─── EXTRACTED MATERIAL

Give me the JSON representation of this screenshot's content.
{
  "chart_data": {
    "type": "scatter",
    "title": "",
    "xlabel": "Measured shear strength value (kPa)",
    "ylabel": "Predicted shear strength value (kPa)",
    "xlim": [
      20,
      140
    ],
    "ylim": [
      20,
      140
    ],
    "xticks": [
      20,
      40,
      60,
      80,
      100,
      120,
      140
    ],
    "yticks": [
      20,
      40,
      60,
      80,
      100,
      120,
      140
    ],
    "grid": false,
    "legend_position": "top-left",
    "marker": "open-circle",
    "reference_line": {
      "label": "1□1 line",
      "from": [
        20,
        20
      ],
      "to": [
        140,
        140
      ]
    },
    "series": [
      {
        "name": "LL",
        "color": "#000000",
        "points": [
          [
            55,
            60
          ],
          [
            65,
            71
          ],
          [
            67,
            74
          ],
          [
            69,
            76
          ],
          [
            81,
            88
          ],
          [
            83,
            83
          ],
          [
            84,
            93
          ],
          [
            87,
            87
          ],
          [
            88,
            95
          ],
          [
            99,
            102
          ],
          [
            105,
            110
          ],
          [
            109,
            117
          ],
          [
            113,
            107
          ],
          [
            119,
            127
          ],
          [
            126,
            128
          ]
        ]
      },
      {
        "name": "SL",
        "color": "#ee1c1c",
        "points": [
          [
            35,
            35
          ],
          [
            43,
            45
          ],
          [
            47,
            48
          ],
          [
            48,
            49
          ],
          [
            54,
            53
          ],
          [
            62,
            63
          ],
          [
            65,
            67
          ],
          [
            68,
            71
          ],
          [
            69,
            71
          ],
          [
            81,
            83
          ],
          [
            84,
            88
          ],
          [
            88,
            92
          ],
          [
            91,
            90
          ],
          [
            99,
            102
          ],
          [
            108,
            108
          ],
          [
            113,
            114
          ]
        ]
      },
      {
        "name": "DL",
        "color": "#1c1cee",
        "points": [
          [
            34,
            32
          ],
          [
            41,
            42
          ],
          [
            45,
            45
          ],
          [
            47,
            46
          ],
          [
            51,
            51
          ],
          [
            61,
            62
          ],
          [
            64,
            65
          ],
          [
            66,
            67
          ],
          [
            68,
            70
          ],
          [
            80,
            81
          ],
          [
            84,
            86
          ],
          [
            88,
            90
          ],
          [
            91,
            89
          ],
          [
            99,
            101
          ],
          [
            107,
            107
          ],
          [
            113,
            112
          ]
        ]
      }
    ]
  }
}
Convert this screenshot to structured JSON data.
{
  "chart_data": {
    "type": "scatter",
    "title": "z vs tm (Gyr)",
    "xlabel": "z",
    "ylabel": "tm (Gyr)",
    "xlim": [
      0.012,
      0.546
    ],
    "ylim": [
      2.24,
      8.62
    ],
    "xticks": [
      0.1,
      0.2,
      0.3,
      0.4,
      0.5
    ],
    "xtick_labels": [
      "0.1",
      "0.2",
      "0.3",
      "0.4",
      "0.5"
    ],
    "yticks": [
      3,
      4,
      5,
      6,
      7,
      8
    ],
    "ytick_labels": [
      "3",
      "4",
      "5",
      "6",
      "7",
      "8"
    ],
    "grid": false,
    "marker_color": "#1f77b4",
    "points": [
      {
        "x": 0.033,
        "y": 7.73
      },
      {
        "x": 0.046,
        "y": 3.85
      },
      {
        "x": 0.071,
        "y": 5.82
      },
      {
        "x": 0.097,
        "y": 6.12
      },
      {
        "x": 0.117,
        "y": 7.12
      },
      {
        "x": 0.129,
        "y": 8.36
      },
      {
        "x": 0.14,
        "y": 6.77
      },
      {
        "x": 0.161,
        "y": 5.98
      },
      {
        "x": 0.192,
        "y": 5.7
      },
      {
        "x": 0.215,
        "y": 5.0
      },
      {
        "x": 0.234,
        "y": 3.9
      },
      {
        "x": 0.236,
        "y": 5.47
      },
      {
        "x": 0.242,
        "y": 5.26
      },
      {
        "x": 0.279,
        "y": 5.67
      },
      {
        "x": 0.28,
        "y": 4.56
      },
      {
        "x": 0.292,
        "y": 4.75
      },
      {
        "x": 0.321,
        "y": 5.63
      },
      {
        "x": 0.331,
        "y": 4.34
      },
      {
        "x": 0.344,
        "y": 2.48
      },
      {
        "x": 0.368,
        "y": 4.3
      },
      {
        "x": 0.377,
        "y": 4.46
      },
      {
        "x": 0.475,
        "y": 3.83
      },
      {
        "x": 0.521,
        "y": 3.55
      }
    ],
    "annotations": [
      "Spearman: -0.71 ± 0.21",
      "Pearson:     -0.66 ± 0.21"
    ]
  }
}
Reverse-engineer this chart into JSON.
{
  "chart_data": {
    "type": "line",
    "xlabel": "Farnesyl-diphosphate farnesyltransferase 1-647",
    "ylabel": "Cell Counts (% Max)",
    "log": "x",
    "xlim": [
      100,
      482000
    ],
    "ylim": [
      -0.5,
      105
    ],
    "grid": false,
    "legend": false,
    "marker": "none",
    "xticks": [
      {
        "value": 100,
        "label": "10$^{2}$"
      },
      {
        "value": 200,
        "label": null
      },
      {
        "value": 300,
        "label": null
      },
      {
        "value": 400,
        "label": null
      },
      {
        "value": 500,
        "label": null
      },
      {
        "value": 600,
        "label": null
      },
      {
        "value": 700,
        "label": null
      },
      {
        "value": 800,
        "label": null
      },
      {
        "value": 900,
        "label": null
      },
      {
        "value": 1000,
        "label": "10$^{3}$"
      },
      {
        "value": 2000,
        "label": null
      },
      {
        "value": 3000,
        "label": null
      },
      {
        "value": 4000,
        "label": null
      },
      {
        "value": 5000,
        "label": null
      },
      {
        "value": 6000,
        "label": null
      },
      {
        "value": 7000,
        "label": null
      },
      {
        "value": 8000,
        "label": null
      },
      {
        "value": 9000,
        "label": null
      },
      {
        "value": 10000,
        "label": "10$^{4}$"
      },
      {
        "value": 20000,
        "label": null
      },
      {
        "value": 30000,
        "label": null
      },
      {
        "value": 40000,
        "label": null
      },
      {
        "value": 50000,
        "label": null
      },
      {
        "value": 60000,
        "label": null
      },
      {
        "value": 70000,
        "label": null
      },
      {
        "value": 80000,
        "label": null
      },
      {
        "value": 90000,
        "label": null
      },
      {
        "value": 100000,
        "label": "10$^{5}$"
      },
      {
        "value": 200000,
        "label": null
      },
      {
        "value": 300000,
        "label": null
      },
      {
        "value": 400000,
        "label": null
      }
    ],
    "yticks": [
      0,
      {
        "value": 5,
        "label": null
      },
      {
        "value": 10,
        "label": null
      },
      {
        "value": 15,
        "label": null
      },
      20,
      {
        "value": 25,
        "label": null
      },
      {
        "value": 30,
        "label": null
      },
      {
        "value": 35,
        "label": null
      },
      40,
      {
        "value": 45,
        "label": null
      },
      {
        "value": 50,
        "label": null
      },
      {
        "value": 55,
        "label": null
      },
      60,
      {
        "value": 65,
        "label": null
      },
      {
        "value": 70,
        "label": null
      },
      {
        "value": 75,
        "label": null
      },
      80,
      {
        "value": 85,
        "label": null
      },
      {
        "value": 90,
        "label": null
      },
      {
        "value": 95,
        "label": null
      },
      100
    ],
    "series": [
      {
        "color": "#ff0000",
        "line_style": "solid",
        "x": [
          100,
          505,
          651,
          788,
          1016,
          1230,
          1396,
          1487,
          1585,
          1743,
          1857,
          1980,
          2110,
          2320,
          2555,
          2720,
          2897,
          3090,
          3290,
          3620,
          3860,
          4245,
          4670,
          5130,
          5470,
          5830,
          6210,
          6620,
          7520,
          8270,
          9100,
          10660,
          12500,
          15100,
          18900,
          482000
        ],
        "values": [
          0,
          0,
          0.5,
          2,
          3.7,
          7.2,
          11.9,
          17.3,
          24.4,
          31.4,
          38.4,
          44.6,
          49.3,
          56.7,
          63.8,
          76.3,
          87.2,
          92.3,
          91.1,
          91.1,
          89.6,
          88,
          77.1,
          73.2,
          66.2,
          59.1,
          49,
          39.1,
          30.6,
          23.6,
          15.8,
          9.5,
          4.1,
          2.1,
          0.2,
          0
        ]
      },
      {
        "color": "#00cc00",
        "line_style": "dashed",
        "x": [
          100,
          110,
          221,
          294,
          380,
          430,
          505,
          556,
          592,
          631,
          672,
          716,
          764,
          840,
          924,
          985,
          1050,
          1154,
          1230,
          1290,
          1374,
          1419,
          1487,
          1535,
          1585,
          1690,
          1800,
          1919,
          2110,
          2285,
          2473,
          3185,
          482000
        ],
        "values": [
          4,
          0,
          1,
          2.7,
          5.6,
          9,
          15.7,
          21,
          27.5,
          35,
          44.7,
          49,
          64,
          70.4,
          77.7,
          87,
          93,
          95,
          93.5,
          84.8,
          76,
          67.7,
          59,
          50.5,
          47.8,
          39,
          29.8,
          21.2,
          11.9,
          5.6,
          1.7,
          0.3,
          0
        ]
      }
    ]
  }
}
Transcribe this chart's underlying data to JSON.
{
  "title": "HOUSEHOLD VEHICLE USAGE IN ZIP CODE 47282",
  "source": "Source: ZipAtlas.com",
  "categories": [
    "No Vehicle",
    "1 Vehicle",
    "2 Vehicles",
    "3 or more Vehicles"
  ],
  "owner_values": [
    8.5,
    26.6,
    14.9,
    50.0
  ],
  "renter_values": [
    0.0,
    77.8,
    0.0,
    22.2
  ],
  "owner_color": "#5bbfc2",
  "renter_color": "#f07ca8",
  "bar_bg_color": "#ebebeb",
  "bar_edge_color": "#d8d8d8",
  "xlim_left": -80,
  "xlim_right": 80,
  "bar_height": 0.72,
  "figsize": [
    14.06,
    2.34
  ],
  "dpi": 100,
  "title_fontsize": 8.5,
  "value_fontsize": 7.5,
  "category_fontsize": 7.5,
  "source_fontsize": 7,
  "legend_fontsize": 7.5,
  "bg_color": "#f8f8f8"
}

──────

*DIRECTIONS:*
From the data above, gather every line that includes the word "shear".

*OUTPUT BELOW:*
    "xlabel": "Measured shear strength value (kPa)",
    "ylabel": "Predicted shear strength value (kPa)",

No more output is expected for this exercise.